Written exercise:
Copy out the data below verbatim.

Figure record extracts:
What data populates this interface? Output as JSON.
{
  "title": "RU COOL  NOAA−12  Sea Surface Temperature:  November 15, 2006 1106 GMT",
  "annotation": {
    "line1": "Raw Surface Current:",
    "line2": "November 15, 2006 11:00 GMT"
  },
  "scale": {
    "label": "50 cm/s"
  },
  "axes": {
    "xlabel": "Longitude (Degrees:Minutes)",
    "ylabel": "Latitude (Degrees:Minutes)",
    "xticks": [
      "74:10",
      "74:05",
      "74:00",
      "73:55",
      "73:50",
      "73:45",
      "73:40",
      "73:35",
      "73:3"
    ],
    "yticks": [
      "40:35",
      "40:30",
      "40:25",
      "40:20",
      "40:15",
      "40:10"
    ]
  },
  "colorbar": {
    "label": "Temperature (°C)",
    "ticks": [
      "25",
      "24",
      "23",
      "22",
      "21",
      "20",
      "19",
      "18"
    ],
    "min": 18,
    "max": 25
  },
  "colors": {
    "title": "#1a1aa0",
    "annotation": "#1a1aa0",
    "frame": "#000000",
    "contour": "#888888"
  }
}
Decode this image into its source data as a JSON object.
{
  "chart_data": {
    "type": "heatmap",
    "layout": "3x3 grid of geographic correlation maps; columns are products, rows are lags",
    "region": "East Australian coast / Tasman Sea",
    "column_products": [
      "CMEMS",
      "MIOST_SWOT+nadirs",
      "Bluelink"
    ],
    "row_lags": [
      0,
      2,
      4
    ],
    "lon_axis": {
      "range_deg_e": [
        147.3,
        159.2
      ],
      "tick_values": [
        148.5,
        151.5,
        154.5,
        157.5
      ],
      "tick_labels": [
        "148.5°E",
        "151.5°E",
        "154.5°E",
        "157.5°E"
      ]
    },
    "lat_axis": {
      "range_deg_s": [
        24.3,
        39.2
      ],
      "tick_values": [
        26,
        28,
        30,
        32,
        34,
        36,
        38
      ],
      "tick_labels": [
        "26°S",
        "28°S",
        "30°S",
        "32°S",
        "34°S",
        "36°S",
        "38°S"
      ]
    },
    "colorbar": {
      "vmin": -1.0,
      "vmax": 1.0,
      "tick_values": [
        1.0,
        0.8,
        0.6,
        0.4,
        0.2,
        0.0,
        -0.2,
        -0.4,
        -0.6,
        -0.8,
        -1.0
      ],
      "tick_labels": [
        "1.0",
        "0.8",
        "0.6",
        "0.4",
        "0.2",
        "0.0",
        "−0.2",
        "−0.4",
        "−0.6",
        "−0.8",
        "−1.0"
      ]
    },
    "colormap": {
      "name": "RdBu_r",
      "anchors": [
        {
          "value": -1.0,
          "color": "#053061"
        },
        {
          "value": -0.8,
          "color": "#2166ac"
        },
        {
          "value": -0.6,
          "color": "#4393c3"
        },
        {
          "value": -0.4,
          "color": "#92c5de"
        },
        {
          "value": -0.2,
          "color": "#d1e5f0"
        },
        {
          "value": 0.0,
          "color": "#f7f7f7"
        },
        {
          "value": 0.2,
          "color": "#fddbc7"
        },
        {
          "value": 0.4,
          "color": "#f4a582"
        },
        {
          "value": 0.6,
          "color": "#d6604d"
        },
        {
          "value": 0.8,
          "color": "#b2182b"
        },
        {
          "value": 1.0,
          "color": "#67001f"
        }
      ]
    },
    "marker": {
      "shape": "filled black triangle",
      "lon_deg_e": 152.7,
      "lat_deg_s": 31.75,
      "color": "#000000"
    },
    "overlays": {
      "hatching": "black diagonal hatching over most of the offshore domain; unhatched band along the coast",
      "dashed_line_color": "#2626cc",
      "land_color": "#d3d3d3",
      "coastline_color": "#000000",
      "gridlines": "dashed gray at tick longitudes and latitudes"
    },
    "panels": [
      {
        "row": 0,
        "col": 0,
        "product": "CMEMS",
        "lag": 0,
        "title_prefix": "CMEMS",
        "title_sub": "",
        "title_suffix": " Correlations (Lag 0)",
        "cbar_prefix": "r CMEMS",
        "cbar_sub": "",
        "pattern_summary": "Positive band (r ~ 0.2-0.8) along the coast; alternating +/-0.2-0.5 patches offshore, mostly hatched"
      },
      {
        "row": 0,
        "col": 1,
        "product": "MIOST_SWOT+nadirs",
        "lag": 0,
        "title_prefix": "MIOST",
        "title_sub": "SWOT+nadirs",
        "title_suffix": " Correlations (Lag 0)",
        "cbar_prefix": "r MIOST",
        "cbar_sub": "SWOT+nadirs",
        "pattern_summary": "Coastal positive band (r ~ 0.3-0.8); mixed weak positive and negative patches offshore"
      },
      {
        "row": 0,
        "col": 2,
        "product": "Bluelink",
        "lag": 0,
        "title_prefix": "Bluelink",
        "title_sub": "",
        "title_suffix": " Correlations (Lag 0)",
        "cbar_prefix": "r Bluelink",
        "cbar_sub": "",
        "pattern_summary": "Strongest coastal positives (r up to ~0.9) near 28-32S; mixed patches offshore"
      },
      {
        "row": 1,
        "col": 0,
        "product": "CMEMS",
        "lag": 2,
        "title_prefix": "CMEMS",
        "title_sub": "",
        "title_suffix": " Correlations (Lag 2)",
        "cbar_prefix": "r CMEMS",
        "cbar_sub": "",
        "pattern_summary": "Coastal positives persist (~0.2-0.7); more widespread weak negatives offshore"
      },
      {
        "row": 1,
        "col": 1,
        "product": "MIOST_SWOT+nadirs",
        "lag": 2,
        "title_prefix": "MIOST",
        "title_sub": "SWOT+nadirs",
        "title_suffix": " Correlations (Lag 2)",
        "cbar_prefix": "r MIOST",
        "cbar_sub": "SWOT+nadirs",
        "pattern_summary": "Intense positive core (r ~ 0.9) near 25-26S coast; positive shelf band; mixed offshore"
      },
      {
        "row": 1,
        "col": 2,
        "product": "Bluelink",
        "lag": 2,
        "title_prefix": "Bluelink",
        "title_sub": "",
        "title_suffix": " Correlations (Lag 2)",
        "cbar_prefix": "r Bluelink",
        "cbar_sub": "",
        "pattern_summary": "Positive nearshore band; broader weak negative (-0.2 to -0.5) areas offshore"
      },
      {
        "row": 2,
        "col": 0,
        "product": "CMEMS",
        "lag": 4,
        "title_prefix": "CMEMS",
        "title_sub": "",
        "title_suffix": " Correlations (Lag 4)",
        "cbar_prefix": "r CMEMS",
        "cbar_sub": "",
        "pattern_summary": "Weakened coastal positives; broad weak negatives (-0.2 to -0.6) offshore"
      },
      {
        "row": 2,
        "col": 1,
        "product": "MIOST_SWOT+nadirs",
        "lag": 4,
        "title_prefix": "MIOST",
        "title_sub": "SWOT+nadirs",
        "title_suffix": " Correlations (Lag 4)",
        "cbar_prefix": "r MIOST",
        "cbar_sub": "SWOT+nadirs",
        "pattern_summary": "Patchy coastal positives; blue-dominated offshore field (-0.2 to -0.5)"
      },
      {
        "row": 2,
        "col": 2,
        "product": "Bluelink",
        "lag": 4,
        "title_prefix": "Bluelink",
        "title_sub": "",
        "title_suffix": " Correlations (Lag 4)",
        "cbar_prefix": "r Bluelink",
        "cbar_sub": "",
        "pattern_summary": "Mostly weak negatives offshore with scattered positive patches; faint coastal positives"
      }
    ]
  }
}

Written answer:
What data populates this interface? Output as JSON.
{
  "title": "RU COOL  NOAA−12  Sea Surface Temperature:  November 15, 2006 1106 GMT",
  "annotation": {
    "line1": "Raw Surface Current:",
    "line2": "November 15, 2006 11:00 GMT"
  },
  "scale": {
    "label": "50 cm/s"
  },
  "axes": {
    "xlabel": "Longitude (Degrees:Minutes)",
    "ylabel": "Latitude (Degrees:Minutes)",
    "xticks": [
      "74:10",
      "74:05",
      "74:00",
      "73:55",
      "73:50",
      "73:45",
      "73:40",
      "73:35",
      "73:3"
    ],
    "yticks": [
      "40:35",
      "40:30",
      "40:25",
      "40:20",
      "40:15",
      "40:10"
    ]
  },
  "colorbar": {
    "label": "Temperature (°C)",
    "ticks": [
      "25",
      "24",
      "23",
      "22",
      "21",
      "20",
      "19",
      "18"
    ],
    "min": 18,
    "max": 25
  },
  "colors": {
    "title": "#1a1aa0",
    "annotation": "#1a1aa0",
    "frame": "#000000",
    "contour": "#888888"
  }
}
Decode this image into its source data as a JSON object.
{
  "chart_data": {
    "type": "heatmap",
    "layout": "3x3 grid of geographic correlation maps; columns are products, rows are lags",
    "region": "East Australian coast / Tasman Sea",
    "column_products": [
      "CMEMS",
      "MIOST_SWOT+nadirs",
      "Bluelink"
    ],
    "row_lags": [
      0,
      2,
      4
    ],
    "lon_axis": {
      "range_deg_e": [
        147.3,
        159.2
      ],
      "tick_values": [
        148.5,
        151.5,
        154.5,
        157.5
      ],
      "tick_labels": [
        "148.5°E",
        "151.5°E",
        "154.5°E",
        "157.5°E"
      ]
    },
    "lat_axis": {
      "range_deg_s": [
        24.3,
        39.2
      ],
      "tick_values": [
        26,
        28,
        30,
        32,
        34,
        36,
        38
      ],
      "tick_labels": [
        "26°S",
        "28°S",
        "30°S",
        "32°S",
        "34°S",
        "36°S",
        "38°S"
      ]
    },
    "colorbar": {
      "vmin": -1.0,
      "vmax": 1.0,
      "tick_values": [
        1.0,
        0.8,
        0.6,
        0.4,
        0.2,
        0.0,
        -0.2,
        -0.4,
        -0.6,
        -0.8,
        -1.0
      ],
      "tick_labels": [
        "1.0",
        "0.8",
        "0.6",
        "0.4",
        "0.2",
        "0.0",
        "−0.2",
        "−0.4",
        "−0.6",
        "−0.8",
        "−1.0"
      ]
    },
    "colormap": {
      "name": "RdBu_r",
      "anchors": [
        {
          "value": -1.0,
          "color": "#053061"
        },
        {
          "value": -0.8,
          "color": "#2166ac"
        },
        {
          "value": -0.6,
          "color": "#4393c3"
        },
        {
          "value": -0.4,
          "color": "#92c5de"
        },
        {
          "value": -0.2,
          "color": "#d1e5f0"
        },
        {
          "value": 0.0,
          "color": "#f7f7f7"
        },
        {
          "value": 0.2,
          "color": "#fddbc7"
        },
        {
          "value": 0.4,
          "color": "#f4a582"
        },
        {
          "value": 0.6,
          "color": "#d6604d"
        },
        {
          "value": 0.8,
          "color": "#b2182b"
        },
        {
          "value": 1.0,
          "color": "#67001f"
        }
      ]
    },
    "marker": {
      "shape": "filled black triangle",
      "lon_deg_e": 152.7,
      "lat_deg_s": 31.75,
      "color": "#000000"
    },
    "overlays": {
      "hatching": "black diagonal hatching over most of the offshore domain; unhatched band along the coast",
      "dashed_line_color": "#2626cc",
      "land_color": "#d3d3d3",
      "coastline_color": "#000000",
      "gridlines": "dashed gray at tick longitudes and latitudes"
    },
    "panels": [
      {
        "row": 0,
        "col": 0,
        "product": "CMEMS",
        "lag": 0,
        "title_prefix": "CMEMS",
        "title_sub": "",
        "title_suffix": " Correlations (Lag 0)",
        "cbar_prefix": "r CMEMS",
        "cbar_sub": "",
        "pattern_summary": "Positive band (r ~ 0.2-0.8) along the coast; alternating +/-0.2-0.5 patches offshore, mostly hatched"
      },
      {
        "row": 0,
        "col": 1,
        "product": "MIOST_SWOT+nadirs",
        "lag": 0,
        "title_prefix": "MIOST",
        "title_sub": "SWOT+nadirs",
        "title_suffix": " Correlations (Lag 0)",
        "cbar_prefix": "r MIOST",
        "cbar_sub": "SWOT+nadirs",
        "pattern_summary": "Coastal positive band (r ~ 0.3-0.8); mixed weak positive and negative patches offshore"
      },
      {
        "row": 0,
        "col": 2,
        "product": "Bluelink",
        "lag": 0,
        "title_prefix": "Bluelink",
        "title_sub": "",
        "title_suffix": " Correlations (Lag 0)",
        "cbar_prefix": "r Bluelink",
        "cbar_sub": "",
        "pattern_summary": "Strongest coastal positives (r up to ~0.9) near 28-32S; mixed patches offshore"
      },
      {
        "row": 1,
        "col": 0,
        "product": "CMEMS",
        "lag": 2,
        "title_prefix": "CMEMS",
        "title_sub": "",
        "title_suffix": " Correlations (Lag 2)",
        "cbar_prefix": "r CMEMS",
        "cbar_sub": "",
        "pattern_summary": "Coastal positives persist (~0.2-0.7); more widespread weak negatives offshore"
      },
      {
        "row": 1,
        "col": 1,
        "product": "MIOST_SWOT+nadirs",
        "lag": 2,
        "title_prefix": "MIOST",
        "title_sub": "SWOT+nadirs",
        "title_suffix": " Correlations (Lag 2)",
        "cbar_prefix": "r MIOST",
        "cbar_sub": "SWOT+nadirs",
        "pattern_summary": "Intense positive core (r ~ 0.9) near 25-26S coast; positive shelf band; mixed offshore"
      },
      {
        "row": 1,
        "col": 2,
        "product": "Bluelink",
        "lag": 2,
        "title_prefix": "Bluelink",
        "title_sub": "",
        "title_suffix": " Correlations (Lag 2)",
        "cbar_prefix": "r Bluelink",
        "cbar_sub": "",
        "pattern_summary": "Positive nearshore band; broader weak negative (-0.2 to -0.5) areas offshore"
      },
      {
        "row": 2,
        "col": 0,
        "product": "CMEMS",
        "lag": 4,
        "title_prefix": "CMEMS",
        "title_sub": "",
        "title_suffix": " Correlations (Lag 4)",
        "cbar_prefix": "r CMEMS",
        "cbar_sub": "",
        "pattern_summary": "Weakened coastal positives; broad weak negatives (-0.2 to -0.6) offshore"
      },
      {
        "row": 2,
        "col": 1,
        "product": "MIOST_SWOT+nadirs",
        "lag": 4,
        "title_prefix": "MIOST",
        "title_sub": "SWOT+nadirs",
        "title_suffix": " Correlations (Lag 4)",
        "cbar_prefix": "r MIOST",
        "cbar_sub": "SWOT+nadirs",
        "pattern_summary": "Patchy coastal positives; blue-dominated offshore field (-0.2 to -0.5)"
      },
      {
        "row": 2,
        "col": 2,
        "product": "Bluelink",
        "lag": 4,
        "title_prefix": "Bluelink",
        "title_sub": "",
        "title_suffix": " Correlations (Lag 4)",
        "cbar_prefix": "r Bluelink",
        "cbar_sub": "",
        "pattern_summary": "Mostly weak negatives offshore with scattered positive patches; faint coastal positives"
      }
    ]
  }
}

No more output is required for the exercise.